> _Short problem_: Give back each entry unchanged, minus pictures.

> _Provided data_:
::::

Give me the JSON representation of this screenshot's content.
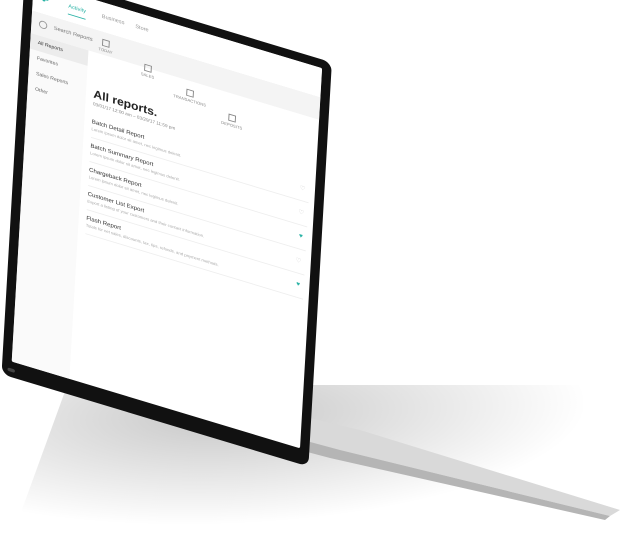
{
  "nav": {
    "tabs": [
      {
        "label": "Activity",
        "active": true
      },
      {
        "label": "Business",
        "active": false
      },
      {
        "label": "Store",
        "active": false
      }
    ]
  },
  "search": {
    "placeholder": "Search Reports"
  },
  "categories": [
    {
      "label": "TODAY",
      "icon": "grid-icon",
      "active": false
    },
    {
      "label": "SALES",
      "icon": "bar-chart-icon",
      "active": false
    },
    {
      "label": "TRANSACTIONS",
      "icon": "transactions-icon",
      "active": false
    },
    {
      "label": "DEPOSITS",
      "icon": "deposits-icon",
      "active": false
    },
    {
      "label": "REPORTS",
      "icon": "reports-icon",
      "active": true
    }
  ],
  "sidebar": {
    "items": [
      {
        "label": "All Reports",
        "active": true
      },
      {
        "label": "Favorites",
        "active": false
      },
      {
        "label": "Sales Reports",
        "active": false
      },
      {
        "label": "Other",
        "active": false
      }
    ]
  },
  "main": {
    "title": "All reports.",
    "date_range": "03/01/17 12:00 am – 03/29/17 11:59 pm",
    "reports": [
      {
        "name": "Batch Detail Report",
        "desc": "Lorem ipsum dolor sit amet, nec legimus delenit.",
        "favorite": false
      },
      {
        "name": "Batch Summary Report",
        "desc": "Lorem ipsum dolor sit amet, nec legimus delenit.",
        "favorite": false
      },
      {
        "name": "Chargeback Report",
        "desc": "Lorem ipsum dolor sit amet, nec legimus delenit.",
        "favorite": true
      },
      {
        "name": "Customer List Export",
        "desc": "Export a listing of your customers and their contact information.",
        "favorite": false
      },
      {
        "name": "Flash Report",
        "desc": "Totals for net sales, discounts, tax, tips, refunds, and payment methods.",
        "favorite": true
      }
    ]
  },
  "colors": {
    "accent": "#2bb3a6"
  }
}
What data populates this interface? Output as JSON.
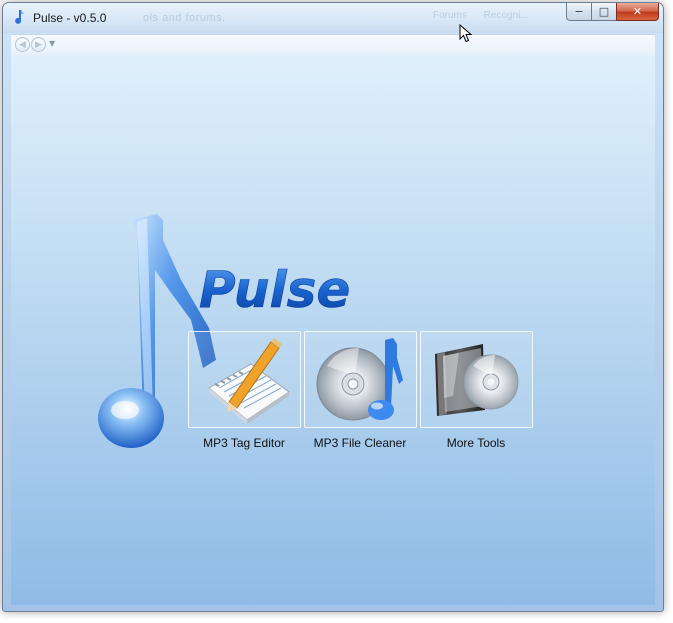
{
  "window": {
    "title": "Pulse - v0.5.0",
    "ghost_title_text": "ols and forums.",
    "ghost_right_text_1": "Forums",
    "ghost_right_text_2": "Recogni..."
  },
  "caption_buttons": {
    "minimize_icon": "minimize-icon",
    "maximize_icon": "maximize-icon",
    "close_icon": "close-icon"
  },
  "navigation": {
    "back_icon": "back-arrow-icon",
    "forward_icon": "forward-arrow-icon",
    "dropdown_icon": "chevron-down-icon"
  },
  "logo": {
    "wordmark": "Pulse",
    "icon": "music-note-icon"
  },
  "tools": [
    {
      "label": "MP3 Tag Editor",
      "icon": "notepad-pencil-icon"
    },
    {
      "label": "MP3 File Cleaner",
      "icon": "cd-music-note-icon"
    },
    {
      "label": "More Tools",
      "icon": "cd-case-icon"
    }
  ],
  "colors": {
    "accent_blue": "#1e6fd8",
    "background_top": "#dff0fb",
    "background_bottom": "#8fbbe6"
  }
}
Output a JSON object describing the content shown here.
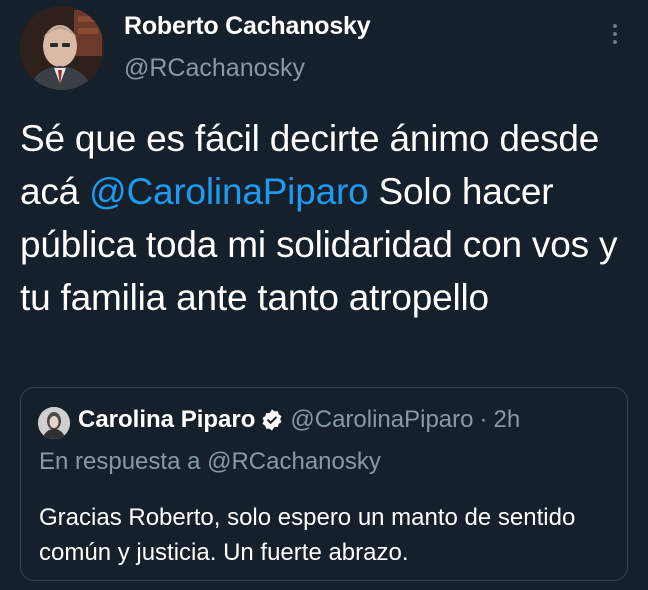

::::

> _Task solution_:
Give me the JSON representation of this screenshot's content.
{
  "nav": {
    "tabs": [
      {
        "label": "Activity",
        "active": true
      },
      {
        "label": "Business",
        "active": false
      },
      {
        "label": "Store",
        "active": false
      }
    ]
  },
  "search": {
    "placeholder": "Search Reports"
  },
  "categories": [
    {
      "label": "TODAY",
      "icon": "grid-icon",
      "active": false
    },
    {
      "label": "SALES",
      "icon": "bar-chart-icon",
      "active": false
    },
    {
      "label": "TRANSACTIONS",
      "icon": "transactions-icon",
      "active": false
    },
    {
      "label": "DEPOSITS",
      "icon": "deposits-icon",
      "active": false
    },
    {
      "label": "REPORTS",
      "icon": "reports-icon",
      "active": true
    }
  ],
  "sidebar": {
    "items": [
      {
        "label": "All Reports",
        "active": true
      },
      {
        "label": "Favorites",
        "active": false
      },
      {
        "label": "Sales Reports",
        "active": false
      },
      {
        "label": "Other",
        "active": false
      }
    ]
  },
  "main": {
    "title": "All reports.",
    "date_range": "03/01/17 12:00 am – 03/29/17 11:59 pm",
    "reports": [
      {
        "name": "Batch Detail Report",
        "desc": "Lorem ipsum dolor sit amet, nec legimus delenit.",
        "favorite": false
      },
      {
        "name": "Batch Summary Report",
        "desc": "Lorem ipsum dolor sit amet, nec legimus delenit.",
        "favorite": false
      },
      {
        "name": "Chargeback Report",
        "desc": "Lorem ipsum dolor sit amet, nec legimus delenit.",
        "favorite": true
      },
      {
        "name": "Customer List Export",
        "desc": "Export a listing of your customers and their contact information.",
        "favorite": false
      },
      {
        "name": "Flash Report",
        "desc": "Totals for net sales, discounts, tax, tips, refunds, and payment methods.",
        "favorite": true
      }
    ]
  },
  "colors": {
    "accent": "#2bb3a6"
  }
}
What data populates this interface? Output as JSON.
{
  "window": {
    "title": "Pulse - v0.5.0",
    "ghost_title_text": "ols and forums.",
    "ghost_right_text_1": "Forums",
    "ghost_right_text_2": "Recogni..."
  },
  "caption_buttons": {
    "minimize_icon": "minimize-icon",
    "maximize_icon": "maximize-icon",
    "close_icon": "close-icon"
  },
  "navigation": {
    "back_icon": "back-arrow-icon",
    "forward_icon": "forward-arrow-icon",
    "dropdown_icon": "chevron-down-icon"
  },
  "logo": {
    "wordmark": "Pulse",
    "icon": "music-note-icon"
  },
  "tools": [
    {
      "label": "MP3 Tag Editor",
      "icon": "notepad-pencil-icon"
    },
    {
      "label": "MP3 File Cleaner",
      "icon": "cd-music-note-icon"
    },
    {
      "label": "More Tools",
      "icon": "cd-case-icon"
    }
  ],
  "colors": {
    "accent_blue": "#1e6fd8",
    "background_top": "#dff0fb",
    "background_bottom": "#8fbbe6"
  }
}
Output a JSON object describing the content shown here.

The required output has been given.